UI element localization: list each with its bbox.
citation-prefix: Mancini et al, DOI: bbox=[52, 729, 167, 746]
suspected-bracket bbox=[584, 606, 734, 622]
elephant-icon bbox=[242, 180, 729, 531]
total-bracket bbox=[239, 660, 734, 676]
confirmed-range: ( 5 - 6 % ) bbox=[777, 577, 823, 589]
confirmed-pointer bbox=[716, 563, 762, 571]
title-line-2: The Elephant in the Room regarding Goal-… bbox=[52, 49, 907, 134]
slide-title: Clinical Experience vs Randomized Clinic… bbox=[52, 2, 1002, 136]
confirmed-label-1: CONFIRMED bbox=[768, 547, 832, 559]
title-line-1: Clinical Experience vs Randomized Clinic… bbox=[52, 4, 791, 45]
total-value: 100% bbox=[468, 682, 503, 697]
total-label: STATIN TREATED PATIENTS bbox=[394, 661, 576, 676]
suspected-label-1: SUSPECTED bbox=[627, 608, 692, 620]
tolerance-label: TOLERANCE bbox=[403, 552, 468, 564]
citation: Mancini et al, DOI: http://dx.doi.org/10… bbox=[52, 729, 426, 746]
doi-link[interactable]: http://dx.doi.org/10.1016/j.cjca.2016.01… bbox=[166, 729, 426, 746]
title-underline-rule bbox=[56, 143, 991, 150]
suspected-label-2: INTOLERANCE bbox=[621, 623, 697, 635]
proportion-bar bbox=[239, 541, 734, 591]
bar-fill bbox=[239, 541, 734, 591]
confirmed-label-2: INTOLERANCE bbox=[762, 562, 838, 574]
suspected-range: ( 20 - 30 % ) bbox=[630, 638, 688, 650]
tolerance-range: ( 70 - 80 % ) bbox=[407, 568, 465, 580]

Problem requirements:
All of the records above should be copied exactly.

Response area:
UI element localization: list each with its bbox.
citation-prefix: Mancini et al, DOI: bbox=[52, 729, 167, 746]
suspected-bracket bbox=[584, 606, 734, 622]
elephant-icon bbox=[242, 180, 729, 531]
total-bracket bbox=[239, 660, 734, 676]
confirmed-range: ( 5 - 6 % ) bbox=[777, 577, 823, 589]
confirmed-pointer bbox=[716, 563, 762, 571]
title-line-2: The Elephant in the Room regarding Goal-… bbox=[52, 49, 907, 134]
slide-title: Clinical Experience vs Randomized Clinic… bbox=[52, 2, 1002, 136]
confirmed-label-1: CONFIRMED bbox=[768, 547, 832, 559]
title-line-1: Clinical Experience vs Randomized Clinic… bbox=[52, 4, 791, 45]
total-value: 100% bbox=[468, 682, 503, 697]
total-label: STATIN TREATED PATIENTS bbox=[394, 661, 576, 676]
suspected-label-1: SUSPECTED bbox=[627, 608, 692, 620]
tolerance-label: TOLERANCE bbox=[403, 552, 468, 564]
citation: Mancini et al, DOI: http://dx.doi.org/10… bbox=[52, 729, 426, 746]
doi-link[interactable]: http://dx.doi.org/10.1016/j.cjca.2016.01… bbox=[166, 729, 426, 746]
title-underline-rule bbox=[56, 143, 991, 150]
suspected-label-2: INTOLERANCE bbox=[621, 623, 697, 635]
proportion-bar bbox=[239, 541, 734, 591]
bar-fill bbox=[239, 541, 734, 591]
confirmed-label-2: INTOLERANCE bbox=[762, 562, 838, 574]
suspected-range: ( 20 - 30 % ) bbox=[630, 638, 688, 650]
tolerance-range: ( 70 - 80 % ) bbox=[407, 568, 465, 580]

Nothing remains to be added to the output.